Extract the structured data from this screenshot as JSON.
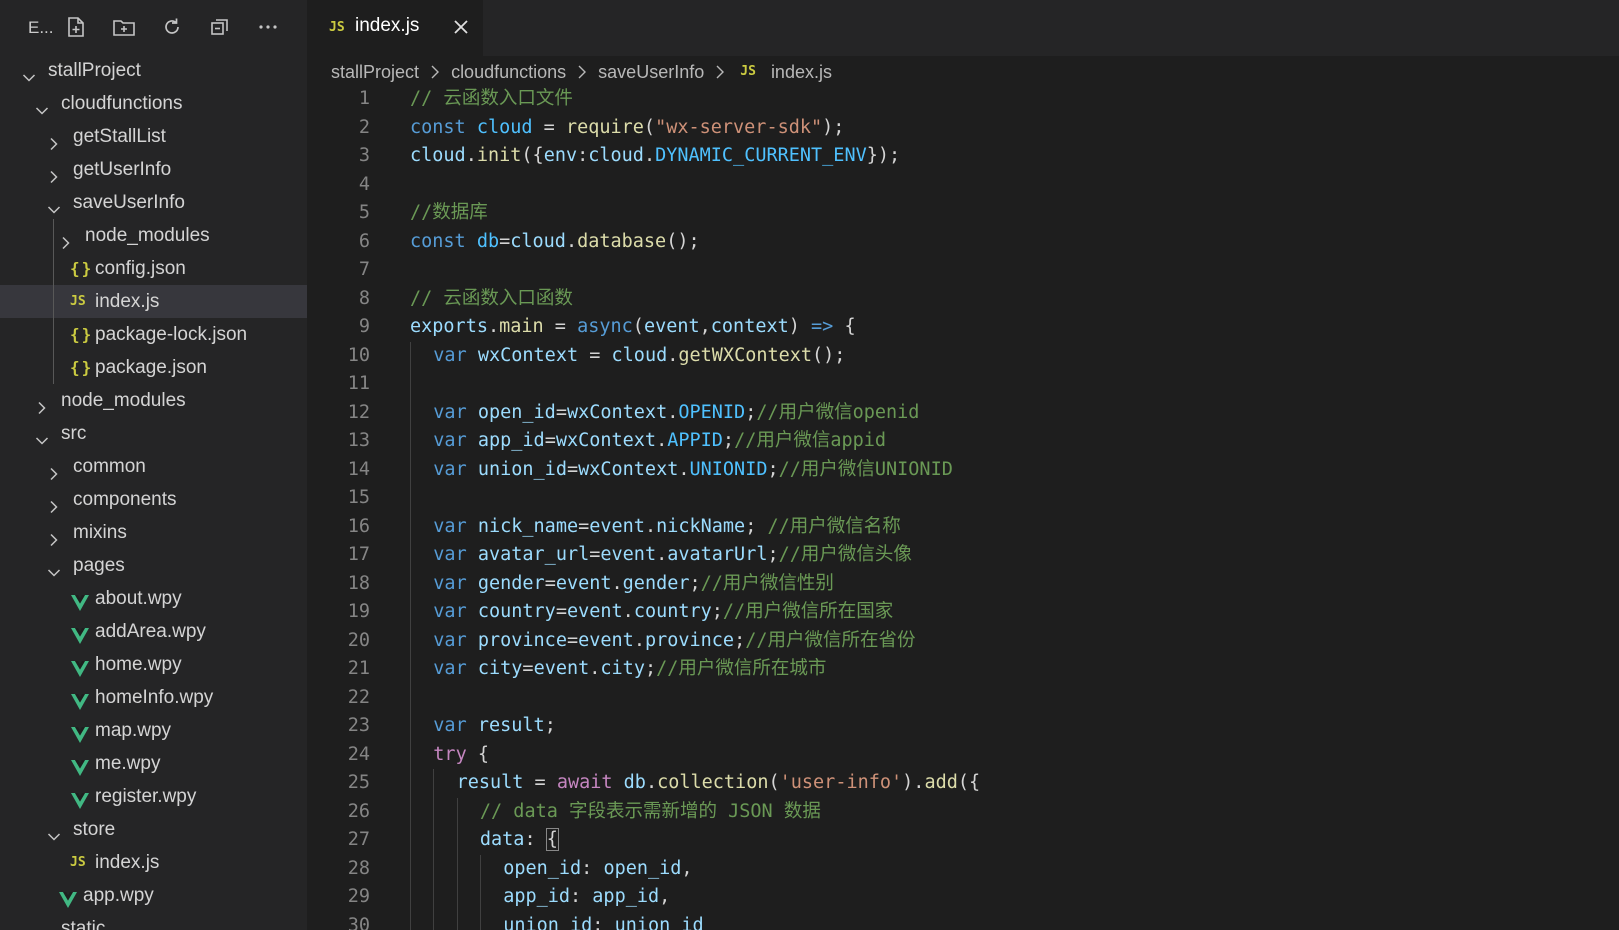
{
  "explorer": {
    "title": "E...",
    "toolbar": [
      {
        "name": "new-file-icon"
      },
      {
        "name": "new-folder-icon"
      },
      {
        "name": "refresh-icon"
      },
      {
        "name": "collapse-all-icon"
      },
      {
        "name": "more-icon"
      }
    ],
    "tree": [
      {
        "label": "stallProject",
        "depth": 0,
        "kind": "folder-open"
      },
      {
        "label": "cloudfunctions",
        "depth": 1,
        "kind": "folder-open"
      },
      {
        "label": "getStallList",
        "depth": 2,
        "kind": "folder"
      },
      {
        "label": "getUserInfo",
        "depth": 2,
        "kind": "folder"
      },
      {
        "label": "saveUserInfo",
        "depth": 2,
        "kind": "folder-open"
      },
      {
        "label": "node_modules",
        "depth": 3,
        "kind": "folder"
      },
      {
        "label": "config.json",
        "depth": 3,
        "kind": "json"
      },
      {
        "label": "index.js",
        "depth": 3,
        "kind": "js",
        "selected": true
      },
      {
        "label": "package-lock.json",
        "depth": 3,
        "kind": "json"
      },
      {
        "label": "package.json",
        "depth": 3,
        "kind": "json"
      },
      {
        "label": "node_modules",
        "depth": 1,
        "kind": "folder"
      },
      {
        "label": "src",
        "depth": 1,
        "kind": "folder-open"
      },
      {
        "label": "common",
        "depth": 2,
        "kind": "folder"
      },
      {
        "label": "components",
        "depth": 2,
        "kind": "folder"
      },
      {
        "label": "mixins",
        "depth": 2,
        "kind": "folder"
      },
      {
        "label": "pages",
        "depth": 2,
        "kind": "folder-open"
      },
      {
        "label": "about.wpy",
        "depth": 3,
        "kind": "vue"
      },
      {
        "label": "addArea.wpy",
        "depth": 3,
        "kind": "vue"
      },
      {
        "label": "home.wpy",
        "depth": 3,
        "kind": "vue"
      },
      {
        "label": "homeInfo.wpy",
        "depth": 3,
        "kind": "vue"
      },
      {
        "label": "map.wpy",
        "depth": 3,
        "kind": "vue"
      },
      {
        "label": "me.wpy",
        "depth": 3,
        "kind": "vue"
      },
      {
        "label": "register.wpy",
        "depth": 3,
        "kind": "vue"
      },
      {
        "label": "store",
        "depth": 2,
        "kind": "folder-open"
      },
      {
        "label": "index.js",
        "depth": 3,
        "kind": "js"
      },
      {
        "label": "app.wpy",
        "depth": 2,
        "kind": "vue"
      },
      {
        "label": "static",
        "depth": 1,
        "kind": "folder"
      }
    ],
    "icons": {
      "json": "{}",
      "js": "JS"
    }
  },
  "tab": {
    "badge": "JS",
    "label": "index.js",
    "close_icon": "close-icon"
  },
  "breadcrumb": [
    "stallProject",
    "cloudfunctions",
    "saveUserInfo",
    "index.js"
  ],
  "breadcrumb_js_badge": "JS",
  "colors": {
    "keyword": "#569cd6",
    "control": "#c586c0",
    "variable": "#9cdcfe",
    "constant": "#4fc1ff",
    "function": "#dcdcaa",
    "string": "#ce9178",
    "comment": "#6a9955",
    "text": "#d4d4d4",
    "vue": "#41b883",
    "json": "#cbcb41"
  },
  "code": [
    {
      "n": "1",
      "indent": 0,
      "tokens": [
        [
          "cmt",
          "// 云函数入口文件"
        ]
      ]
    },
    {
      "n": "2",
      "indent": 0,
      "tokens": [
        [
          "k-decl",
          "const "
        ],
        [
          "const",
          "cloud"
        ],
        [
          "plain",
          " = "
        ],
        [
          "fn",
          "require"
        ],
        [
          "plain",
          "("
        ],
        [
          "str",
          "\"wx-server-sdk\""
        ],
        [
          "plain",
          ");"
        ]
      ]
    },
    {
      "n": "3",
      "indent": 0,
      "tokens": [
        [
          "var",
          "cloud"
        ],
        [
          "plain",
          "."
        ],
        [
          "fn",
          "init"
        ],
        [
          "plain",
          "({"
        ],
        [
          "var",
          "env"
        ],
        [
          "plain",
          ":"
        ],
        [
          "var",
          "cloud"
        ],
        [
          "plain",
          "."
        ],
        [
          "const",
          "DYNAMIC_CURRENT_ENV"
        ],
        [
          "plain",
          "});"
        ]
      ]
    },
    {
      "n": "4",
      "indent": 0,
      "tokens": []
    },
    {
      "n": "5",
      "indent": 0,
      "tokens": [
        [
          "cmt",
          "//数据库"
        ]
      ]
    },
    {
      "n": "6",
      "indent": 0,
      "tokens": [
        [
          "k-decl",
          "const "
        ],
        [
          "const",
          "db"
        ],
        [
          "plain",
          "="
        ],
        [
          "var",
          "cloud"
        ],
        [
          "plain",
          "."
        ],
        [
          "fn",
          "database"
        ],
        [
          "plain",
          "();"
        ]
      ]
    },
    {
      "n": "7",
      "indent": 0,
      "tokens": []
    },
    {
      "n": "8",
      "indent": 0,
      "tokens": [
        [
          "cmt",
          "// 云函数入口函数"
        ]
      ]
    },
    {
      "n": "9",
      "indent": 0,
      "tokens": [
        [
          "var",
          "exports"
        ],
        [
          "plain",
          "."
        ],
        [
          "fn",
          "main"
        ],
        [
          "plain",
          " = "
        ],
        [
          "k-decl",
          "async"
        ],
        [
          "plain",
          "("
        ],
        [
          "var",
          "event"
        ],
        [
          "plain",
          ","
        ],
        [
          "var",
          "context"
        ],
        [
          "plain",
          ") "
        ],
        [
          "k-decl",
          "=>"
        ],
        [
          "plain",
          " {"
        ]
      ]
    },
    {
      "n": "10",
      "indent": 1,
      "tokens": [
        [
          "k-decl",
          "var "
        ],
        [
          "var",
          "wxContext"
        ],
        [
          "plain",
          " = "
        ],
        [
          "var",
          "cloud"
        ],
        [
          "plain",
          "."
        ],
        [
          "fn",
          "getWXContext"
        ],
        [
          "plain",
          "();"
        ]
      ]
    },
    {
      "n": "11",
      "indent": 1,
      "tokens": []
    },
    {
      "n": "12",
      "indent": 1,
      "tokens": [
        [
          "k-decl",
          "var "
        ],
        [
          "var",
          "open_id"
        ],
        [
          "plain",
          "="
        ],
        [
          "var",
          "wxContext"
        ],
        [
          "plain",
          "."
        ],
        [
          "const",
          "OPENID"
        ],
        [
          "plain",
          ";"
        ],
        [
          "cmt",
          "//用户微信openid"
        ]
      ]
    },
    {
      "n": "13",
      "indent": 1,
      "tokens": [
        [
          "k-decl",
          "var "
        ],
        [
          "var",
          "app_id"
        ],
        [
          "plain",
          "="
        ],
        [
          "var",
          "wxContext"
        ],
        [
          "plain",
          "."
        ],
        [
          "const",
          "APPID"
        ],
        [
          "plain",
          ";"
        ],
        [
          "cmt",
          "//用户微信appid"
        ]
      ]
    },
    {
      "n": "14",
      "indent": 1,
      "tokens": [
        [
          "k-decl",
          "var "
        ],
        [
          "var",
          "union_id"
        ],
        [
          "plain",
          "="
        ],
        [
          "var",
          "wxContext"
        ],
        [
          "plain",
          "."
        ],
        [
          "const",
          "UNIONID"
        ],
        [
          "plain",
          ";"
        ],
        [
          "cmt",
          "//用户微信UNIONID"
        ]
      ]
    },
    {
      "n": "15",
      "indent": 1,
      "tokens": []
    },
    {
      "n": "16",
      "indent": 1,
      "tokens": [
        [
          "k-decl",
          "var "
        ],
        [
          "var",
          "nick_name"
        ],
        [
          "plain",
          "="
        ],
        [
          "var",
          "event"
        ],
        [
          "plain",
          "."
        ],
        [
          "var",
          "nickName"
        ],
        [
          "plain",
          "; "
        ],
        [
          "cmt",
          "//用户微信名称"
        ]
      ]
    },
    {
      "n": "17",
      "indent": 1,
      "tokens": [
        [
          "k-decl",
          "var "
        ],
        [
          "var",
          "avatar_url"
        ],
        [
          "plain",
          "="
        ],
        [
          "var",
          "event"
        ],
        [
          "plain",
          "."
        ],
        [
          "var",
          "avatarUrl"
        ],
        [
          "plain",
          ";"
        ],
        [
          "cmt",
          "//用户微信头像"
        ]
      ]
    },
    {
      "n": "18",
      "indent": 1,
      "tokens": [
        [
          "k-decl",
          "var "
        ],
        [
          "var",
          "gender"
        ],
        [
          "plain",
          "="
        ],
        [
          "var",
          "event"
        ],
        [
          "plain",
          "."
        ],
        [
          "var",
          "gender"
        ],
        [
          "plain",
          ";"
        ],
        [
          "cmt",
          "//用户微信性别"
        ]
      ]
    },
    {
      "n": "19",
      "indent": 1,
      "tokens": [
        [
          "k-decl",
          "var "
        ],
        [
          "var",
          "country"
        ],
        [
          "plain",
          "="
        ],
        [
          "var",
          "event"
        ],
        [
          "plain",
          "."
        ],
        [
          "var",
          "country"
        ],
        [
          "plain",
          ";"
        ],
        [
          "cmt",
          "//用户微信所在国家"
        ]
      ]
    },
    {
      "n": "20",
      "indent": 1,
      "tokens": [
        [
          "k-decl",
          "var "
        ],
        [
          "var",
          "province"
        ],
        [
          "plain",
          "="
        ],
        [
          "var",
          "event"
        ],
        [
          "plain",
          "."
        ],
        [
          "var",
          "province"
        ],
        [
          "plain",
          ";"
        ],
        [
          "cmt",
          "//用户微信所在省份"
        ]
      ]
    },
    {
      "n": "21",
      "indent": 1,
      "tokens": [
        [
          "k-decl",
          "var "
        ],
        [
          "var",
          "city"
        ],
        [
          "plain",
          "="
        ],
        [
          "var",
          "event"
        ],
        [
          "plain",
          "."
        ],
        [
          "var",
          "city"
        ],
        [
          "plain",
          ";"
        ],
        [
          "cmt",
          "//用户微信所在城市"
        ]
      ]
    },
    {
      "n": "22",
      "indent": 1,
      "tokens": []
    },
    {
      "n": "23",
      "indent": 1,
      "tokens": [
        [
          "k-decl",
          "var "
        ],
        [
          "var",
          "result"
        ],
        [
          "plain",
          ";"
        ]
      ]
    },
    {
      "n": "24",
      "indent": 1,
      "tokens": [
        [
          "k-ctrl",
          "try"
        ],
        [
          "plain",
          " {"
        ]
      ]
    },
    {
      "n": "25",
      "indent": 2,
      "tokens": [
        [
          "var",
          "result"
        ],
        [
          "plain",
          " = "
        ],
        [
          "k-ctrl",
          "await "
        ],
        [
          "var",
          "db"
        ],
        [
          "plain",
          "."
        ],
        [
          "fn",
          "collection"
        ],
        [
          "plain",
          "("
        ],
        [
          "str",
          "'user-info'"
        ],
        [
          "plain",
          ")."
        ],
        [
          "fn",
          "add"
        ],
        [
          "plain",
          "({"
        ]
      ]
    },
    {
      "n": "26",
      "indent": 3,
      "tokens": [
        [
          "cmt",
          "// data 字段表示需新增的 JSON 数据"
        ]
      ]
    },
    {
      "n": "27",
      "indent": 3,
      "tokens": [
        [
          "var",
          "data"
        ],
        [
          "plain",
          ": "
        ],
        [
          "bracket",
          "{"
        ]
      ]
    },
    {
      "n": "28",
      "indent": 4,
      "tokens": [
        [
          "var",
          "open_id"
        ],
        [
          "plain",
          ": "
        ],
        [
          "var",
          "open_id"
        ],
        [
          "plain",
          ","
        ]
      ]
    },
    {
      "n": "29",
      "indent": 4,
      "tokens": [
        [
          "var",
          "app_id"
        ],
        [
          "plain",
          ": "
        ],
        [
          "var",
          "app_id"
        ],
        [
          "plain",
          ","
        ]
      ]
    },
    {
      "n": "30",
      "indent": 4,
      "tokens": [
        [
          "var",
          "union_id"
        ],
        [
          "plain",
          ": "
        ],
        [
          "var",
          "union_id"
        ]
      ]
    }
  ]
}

---*---

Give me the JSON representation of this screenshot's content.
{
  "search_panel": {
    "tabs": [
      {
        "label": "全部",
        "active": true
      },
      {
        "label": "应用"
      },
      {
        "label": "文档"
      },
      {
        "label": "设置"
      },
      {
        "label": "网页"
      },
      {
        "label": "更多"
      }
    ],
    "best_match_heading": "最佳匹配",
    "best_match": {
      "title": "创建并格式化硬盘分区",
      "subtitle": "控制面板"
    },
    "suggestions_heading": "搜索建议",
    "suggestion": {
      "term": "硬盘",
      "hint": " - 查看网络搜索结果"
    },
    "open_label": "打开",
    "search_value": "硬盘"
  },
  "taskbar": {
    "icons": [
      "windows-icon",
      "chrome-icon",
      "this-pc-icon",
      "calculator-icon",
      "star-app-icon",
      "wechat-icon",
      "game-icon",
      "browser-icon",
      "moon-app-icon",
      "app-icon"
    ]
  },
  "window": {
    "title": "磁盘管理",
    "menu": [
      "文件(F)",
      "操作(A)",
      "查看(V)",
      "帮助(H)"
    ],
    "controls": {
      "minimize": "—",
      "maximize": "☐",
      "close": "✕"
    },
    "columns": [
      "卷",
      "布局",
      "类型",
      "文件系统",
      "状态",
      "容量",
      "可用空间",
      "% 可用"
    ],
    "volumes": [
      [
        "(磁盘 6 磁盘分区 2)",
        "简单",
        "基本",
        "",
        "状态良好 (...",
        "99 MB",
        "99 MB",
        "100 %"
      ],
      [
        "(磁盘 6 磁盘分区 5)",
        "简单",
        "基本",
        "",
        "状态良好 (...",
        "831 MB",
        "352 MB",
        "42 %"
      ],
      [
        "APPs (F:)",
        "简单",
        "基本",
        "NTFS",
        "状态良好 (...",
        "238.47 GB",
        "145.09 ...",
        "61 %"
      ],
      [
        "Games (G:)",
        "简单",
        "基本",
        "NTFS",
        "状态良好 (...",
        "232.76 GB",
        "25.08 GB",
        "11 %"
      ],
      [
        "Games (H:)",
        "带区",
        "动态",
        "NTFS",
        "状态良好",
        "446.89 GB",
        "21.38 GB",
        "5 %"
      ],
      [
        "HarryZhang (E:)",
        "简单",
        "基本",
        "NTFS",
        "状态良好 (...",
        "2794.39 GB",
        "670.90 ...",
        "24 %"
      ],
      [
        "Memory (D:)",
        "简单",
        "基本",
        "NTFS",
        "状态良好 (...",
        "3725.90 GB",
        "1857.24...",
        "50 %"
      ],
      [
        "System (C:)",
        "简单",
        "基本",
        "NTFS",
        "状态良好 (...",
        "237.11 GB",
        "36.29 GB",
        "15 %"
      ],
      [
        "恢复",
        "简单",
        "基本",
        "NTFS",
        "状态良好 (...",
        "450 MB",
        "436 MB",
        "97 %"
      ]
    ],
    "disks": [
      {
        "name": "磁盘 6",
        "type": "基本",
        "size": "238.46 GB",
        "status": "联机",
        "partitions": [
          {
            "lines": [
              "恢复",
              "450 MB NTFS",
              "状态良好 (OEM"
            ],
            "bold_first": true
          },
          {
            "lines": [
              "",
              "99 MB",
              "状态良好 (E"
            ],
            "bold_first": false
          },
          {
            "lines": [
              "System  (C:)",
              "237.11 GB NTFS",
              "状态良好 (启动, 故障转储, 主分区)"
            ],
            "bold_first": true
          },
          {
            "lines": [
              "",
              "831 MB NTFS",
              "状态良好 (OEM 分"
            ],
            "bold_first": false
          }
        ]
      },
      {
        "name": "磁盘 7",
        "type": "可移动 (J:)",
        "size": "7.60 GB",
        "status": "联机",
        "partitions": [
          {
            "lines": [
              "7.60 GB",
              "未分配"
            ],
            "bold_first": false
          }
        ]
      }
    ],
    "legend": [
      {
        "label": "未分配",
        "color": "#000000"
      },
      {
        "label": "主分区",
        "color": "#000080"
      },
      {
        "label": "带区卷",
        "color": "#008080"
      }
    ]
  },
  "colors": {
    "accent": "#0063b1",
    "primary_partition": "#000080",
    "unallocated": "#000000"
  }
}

---*---

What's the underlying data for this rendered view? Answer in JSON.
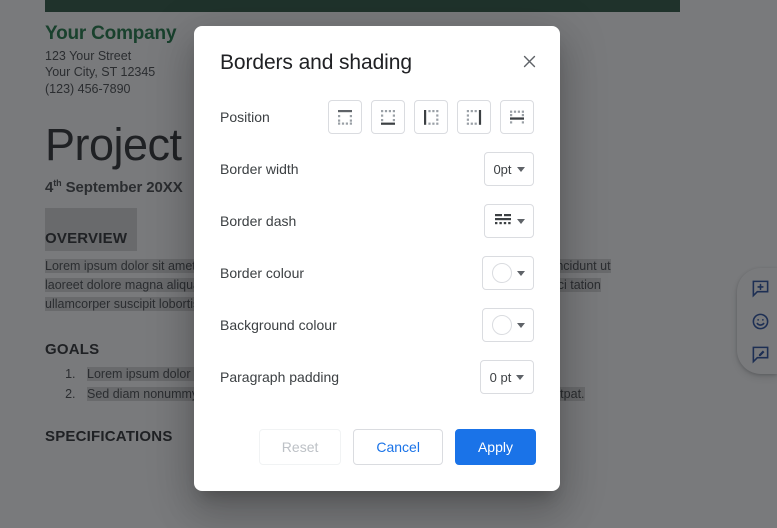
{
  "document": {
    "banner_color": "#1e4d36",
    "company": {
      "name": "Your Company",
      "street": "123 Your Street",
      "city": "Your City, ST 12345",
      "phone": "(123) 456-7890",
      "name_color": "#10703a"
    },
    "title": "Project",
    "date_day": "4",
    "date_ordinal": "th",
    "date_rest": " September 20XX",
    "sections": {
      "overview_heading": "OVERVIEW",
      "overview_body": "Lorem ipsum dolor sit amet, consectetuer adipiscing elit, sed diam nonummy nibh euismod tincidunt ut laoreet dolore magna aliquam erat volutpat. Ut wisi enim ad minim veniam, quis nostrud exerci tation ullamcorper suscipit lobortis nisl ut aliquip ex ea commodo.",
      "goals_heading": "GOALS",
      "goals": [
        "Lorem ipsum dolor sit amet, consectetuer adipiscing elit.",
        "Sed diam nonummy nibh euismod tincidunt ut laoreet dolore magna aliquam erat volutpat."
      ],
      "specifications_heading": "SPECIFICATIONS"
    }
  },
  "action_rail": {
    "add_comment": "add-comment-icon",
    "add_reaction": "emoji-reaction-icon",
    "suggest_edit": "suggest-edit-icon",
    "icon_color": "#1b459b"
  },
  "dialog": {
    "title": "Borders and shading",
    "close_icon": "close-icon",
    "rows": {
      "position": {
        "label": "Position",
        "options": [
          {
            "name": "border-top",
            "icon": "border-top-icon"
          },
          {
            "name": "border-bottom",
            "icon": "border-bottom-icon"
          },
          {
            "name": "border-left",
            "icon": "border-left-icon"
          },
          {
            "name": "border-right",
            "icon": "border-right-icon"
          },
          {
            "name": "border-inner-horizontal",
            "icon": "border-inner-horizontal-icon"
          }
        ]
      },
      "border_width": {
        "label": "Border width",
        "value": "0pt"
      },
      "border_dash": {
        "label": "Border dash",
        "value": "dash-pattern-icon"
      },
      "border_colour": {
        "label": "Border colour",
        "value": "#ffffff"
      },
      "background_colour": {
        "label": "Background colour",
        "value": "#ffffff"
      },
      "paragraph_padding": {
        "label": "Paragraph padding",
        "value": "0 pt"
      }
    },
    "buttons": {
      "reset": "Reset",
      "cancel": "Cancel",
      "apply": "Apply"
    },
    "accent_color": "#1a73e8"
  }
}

---*---

> [EXERCISE AIM] Using the records above, pull out each line where the word "left" occurs.

> [RESPONSE TO THIS TASK]
            "name": "border-left",
            "icon": "border-left-icon"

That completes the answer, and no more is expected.